■ WORK TO DO: From the entries below, copy every line that holds the word "this".

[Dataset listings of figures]
• • •
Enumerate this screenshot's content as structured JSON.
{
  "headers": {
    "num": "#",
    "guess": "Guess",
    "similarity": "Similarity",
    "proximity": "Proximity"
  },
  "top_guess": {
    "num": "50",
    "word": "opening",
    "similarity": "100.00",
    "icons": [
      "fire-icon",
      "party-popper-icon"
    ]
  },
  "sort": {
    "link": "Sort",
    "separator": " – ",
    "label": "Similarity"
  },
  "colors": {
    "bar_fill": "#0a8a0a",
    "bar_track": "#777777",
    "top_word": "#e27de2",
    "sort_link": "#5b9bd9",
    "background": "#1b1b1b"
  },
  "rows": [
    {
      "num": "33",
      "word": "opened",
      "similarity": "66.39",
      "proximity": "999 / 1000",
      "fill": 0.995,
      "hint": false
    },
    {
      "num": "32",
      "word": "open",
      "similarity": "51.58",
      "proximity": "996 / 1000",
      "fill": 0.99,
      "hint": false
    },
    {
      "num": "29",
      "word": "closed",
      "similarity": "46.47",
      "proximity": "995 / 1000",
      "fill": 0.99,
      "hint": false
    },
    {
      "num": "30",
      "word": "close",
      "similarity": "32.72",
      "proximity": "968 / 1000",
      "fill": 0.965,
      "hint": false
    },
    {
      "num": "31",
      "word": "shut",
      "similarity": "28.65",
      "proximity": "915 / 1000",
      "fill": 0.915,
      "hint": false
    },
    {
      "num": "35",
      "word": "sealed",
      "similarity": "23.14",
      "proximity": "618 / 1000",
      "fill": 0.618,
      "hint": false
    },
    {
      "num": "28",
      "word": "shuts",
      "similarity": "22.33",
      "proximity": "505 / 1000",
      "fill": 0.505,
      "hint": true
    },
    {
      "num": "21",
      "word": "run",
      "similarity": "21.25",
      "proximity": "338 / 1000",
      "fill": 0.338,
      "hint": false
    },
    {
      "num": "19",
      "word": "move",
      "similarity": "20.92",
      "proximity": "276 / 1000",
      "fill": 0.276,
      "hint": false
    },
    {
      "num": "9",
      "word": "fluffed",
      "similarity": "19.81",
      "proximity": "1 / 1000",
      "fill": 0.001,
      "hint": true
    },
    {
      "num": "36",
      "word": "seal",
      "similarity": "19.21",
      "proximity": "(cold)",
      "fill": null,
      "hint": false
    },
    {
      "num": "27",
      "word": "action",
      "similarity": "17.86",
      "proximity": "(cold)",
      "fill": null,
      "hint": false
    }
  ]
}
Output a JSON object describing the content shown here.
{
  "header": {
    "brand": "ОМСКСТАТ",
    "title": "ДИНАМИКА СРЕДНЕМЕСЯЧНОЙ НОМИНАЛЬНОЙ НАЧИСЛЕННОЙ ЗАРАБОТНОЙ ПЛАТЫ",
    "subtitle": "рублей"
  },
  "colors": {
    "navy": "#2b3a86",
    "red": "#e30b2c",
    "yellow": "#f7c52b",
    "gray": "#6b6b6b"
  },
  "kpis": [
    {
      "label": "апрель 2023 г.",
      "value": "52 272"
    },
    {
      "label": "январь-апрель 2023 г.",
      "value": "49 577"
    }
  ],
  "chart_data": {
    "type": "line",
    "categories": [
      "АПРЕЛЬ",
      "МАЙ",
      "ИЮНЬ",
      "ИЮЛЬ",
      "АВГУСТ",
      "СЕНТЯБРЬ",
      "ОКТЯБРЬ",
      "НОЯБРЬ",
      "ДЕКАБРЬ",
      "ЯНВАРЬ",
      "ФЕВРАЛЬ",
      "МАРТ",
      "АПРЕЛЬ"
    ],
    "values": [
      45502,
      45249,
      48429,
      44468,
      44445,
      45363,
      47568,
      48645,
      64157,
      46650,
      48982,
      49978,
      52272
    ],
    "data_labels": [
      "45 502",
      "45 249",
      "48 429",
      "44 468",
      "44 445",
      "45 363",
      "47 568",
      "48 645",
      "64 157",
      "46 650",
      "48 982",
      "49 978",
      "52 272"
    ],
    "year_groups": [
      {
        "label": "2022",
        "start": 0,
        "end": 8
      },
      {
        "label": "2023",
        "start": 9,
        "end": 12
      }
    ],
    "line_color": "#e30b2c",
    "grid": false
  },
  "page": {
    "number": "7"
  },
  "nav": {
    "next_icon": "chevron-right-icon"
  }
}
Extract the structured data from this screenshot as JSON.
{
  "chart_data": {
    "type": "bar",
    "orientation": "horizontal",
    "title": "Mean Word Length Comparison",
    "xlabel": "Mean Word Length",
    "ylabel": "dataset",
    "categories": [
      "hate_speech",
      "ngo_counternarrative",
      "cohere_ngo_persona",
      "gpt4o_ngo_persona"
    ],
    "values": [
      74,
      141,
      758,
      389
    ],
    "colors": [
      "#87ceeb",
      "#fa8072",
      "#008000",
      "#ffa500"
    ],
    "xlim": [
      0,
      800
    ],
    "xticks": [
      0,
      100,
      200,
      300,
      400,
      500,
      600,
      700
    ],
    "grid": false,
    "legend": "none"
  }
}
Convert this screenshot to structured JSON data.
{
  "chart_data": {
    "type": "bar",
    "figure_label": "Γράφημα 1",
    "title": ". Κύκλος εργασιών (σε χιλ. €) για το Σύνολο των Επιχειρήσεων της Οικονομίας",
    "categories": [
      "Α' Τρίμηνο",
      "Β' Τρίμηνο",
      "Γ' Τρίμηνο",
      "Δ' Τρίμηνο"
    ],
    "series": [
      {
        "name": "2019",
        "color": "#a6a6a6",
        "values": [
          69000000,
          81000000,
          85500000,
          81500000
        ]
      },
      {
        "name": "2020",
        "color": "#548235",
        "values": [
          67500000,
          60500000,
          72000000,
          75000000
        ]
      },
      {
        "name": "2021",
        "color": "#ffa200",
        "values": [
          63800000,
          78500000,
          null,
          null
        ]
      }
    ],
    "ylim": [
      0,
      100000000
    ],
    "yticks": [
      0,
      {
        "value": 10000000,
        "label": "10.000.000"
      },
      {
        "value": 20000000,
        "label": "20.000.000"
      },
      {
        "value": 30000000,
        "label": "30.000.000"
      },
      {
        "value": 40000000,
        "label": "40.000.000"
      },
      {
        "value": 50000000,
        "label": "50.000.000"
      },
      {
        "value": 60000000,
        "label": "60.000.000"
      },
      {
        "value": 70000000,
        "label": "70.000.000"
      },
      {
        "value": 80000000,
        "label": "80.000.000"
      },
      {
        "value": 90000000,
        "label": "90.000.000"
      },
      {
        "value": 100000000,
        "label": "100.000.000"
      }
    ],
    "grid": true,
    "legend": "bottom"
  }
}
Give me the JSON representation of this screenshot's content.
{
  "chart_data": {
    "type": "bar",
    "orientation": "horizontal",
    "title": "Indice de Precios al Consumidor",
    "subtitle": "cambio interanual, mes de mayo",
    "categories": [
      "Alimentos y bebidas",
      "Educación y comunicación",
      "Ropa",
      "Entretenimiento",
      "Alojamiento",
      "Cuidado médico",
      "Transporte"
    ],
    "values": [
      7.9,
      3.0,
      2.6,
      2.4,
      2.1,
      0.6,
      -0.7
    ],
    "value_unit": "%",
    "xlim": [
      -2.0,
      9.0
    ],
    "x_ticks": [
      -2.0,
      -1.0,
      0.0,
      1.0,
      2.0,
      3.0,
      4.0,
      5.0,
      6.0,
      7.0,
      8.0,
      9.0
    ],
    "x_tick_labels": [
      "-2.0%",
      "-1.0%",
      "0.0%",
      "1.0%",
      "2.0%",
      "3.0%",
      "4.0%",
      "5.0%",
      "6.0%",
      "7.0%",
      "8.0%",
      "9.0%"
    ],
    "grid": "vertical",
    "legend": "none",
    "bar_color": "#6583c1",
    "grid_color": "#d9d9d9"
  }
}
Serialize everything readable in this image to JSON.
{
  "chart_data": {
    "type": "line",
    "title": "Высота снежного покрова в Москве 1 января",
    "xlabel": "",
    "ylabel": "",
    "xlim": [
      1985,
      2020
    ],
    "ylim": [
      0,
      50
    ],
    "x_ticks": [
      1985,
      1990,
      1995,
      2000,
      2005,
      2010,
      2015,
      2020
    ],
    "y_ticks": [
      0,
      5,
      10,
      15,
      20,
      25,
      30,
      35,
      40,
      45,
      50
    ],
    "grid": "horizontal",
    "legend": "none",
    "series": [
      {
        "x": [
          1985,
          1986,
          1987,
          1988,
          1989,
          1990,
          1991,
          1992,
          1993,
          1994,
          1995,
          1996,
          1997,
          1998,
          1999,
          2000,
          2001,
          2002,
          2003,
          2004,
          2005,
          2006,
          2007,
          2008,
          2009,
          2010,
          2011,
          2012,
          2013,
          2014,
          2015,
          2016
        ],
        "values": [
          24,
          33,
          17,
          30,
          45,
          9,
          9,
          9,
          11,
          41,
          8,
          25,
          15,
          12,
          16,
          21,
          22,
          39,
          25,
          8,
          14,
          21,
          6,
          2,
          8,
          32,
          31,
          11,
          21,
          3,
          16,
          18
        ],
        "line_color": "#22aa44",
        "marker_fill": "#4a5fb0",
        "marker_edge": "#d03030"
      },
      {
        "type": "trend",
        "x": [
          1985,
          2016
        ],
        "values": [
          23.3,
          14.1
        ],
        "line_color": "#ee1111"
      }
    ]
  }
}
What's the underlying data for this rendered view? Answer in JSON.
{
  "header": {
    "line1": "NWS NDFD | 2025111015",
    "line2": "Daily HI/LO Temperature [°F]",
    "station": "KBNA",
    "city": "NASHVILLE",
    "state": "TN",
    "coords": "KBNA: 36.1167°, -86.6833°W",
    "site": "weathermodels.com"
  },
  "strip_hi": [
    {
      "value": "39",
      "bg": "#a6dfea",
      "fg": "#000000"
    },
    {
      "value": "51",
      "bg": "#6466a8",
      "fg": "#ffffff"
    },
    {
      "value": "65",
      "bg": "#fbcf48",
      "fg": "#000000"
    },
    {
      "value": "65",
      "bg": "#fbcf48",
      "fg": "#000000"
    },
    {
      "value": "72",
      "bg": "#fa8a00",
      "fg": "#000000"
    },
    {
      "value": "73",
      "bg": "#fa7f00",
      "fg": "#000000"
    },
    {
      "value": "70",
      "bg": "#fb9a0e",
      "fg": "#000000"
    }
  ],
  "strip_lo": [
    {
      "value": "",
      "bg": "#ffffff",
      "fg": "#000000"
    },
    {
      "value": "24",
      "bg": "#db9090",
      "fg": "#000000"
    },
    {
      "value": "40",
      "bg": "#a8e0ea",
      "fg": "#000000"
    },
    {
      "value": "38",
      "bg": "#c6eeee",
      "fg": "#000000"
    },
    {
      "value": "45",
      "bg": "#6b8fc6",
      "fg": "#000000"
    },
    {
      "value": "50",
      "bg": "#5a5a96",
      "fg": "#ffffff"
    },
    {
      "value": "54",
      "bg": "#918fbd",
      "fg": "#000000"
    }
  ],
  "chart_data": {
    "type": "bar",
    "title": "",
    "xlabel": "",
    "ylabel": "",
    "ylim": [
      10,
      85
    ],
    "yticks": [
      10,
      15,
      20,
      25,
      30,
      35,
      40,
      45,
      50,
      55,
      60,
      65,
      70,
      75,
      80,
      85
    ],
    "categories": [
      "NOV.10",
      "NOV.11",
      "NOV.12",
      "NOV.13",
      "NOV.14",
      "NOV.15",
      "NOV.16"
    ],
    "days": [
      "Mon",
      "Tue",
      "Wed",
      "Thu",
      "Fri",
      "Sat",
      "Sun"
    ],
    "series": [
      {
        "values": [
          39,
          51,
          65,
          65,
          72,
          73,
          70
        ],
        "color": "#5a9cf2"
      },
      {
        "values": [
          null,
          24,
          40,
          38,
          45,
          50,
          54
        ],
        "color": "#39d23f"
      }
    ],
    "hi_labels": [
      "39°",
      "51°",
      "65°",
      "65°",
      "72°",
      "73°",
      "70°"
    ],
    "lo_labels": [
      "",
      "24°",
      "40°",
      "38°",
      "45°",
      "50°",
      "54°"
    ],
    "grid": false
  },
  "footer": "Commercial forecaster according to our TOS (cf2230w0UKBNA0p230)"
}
• • •
■ THE RESULT:
Enumerate this screenshot's content as structured JSON.
Extract the structured data from this screenshot as JSON.
Convert this screenshot to structured JSON data.
Give me the JSON representation of this screenshot's content.
Serialize everything readable in this image to JSON.
What's the underlying data for this rendered view? Answer in JSON.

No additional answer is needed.